| Exercise description |
Show every line where "your" occurs.
--- Data records ---
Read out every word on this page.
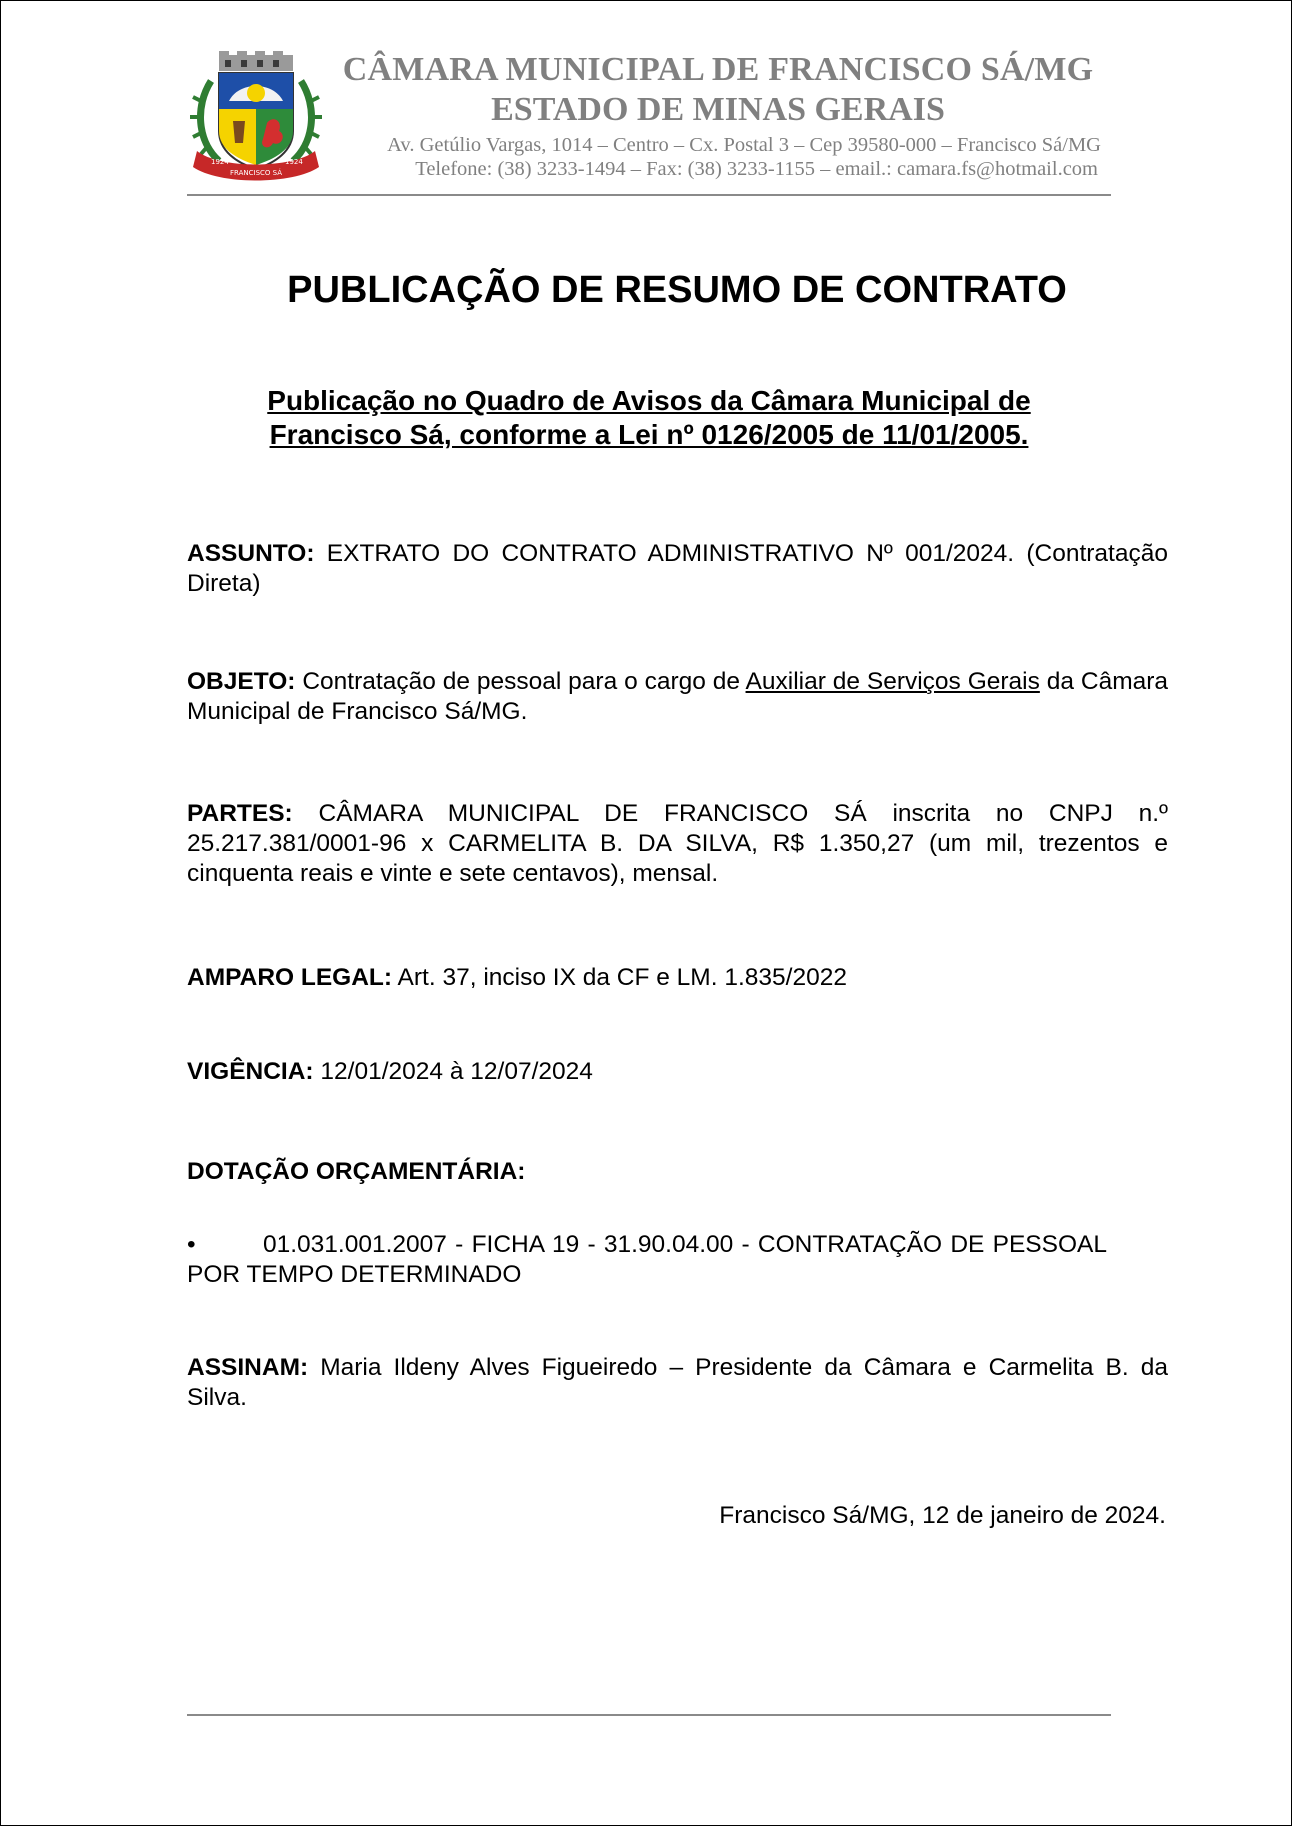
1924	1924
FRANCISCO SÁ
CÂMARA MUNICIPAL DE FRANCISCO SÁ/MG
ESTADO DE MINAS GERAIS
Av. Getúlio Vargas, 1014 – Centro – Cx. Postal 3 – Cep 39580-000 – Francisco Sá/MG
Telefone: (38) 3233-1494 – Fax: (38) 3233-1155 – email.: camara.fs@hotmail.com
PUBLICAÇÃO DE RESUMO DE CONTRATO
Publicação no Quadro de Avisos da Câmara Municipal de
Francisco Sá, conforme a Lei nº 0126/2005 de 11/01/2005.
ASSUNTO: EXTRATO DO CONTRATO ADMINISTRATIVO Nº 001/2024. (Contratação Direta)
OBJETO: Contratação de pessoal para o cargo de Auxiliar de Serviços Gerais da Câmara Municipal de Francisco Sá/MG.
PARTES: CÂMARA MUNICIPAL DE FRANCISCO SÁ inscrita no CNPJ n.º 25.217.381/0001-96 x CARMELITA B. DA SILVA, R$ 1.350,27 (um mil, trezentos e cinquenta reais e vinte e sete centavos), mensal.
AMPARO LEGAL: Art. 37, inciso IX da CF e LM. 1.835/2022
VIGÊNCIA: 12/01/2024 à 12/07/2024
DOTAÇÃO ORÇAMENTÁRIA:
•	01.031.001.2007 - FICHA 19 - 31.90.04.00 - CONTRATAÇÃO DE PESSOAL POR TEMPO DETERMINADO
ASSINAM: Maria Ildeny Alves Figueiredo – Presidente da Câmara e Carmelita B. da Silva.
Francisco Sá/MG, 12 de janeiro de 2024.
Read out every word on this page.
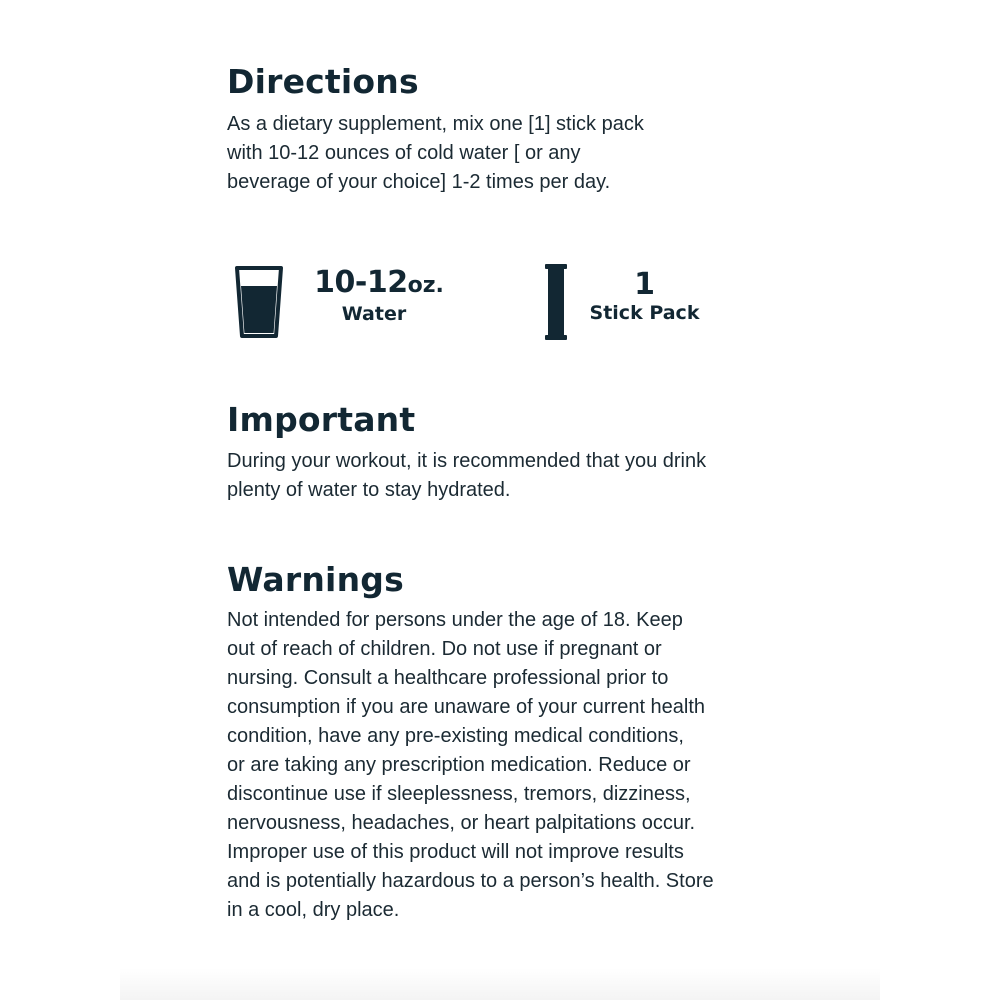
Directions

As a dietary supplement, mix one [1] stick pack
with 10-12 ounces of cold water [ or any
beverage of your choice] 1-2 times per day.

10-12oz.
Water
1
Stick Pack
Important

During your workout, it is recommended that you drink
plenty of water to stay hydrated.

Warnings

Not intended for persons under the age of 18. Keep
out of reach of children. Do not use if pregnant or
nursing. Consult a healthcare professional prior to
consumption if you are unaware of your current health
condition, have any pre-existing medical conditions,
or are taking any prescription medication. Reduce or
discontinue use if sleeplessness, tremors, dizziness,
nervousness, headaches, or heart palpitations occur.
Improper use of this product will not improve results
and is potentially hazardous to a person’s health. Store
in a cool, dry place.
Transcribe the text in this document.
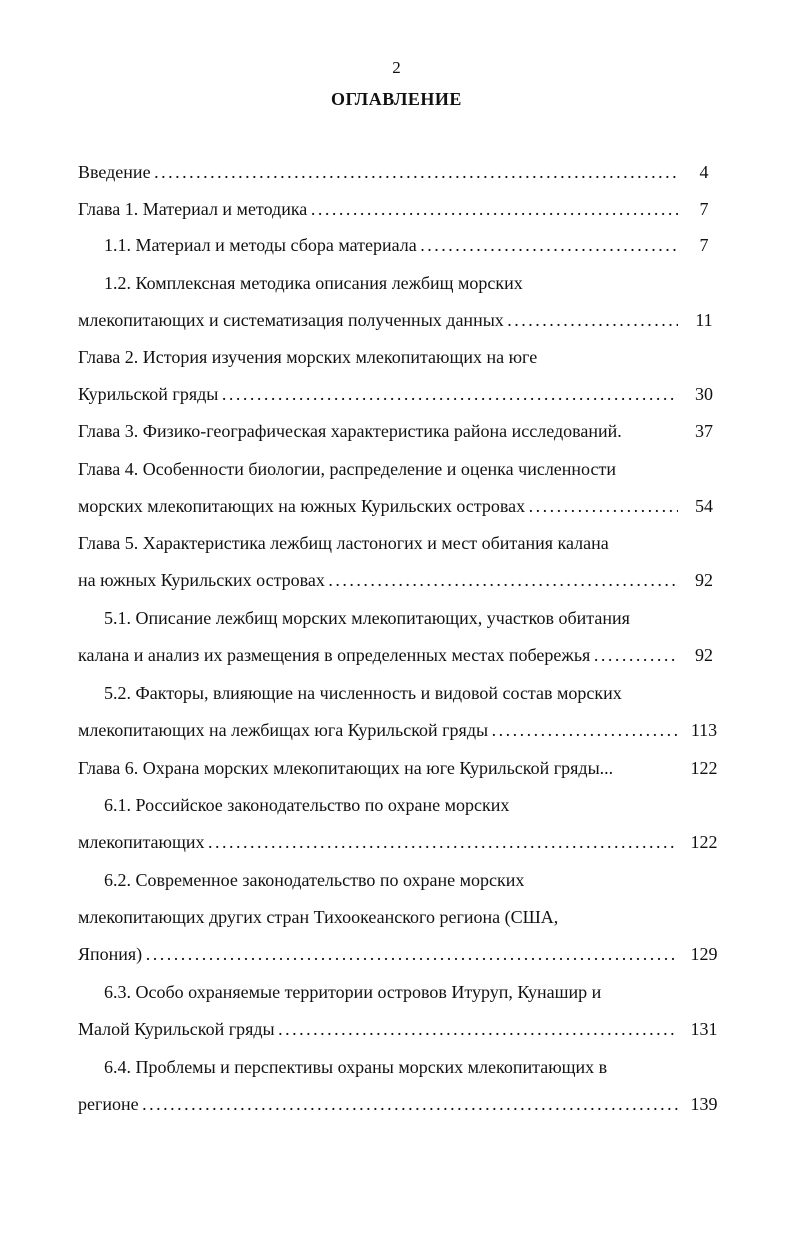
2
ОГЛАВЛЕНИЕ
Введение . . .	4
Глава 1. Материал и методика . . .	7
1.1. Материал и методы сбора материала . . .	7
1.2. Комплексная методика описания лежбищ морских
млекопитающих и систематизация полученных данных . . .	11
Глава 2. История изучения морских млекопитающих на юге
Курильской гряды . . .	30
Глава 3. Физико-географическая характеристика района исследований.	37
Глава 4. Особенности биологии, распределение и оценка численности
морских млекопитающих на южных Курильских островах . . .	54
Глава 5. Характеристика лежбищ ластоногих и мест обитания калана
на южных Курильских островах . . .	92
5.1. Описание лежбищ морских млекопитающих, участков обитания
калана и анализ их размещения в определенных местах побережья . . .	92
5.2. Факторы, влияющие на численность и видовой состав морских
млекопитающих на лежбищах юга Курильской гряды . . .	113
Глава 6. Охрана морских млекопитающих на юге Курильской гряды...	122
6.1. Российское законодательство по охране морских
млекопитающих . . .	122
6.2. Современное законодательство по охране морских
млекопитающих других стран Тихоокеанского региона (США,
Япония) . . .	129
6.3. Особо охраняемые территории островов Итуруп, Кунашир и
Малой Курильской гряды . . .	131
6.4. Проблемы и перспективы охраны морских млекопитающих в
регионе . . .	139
---
| Output |
beverage of your choice] 1-2 times per day.
During your workout, it is recommended that you drink
consumption if you are unaware of your current health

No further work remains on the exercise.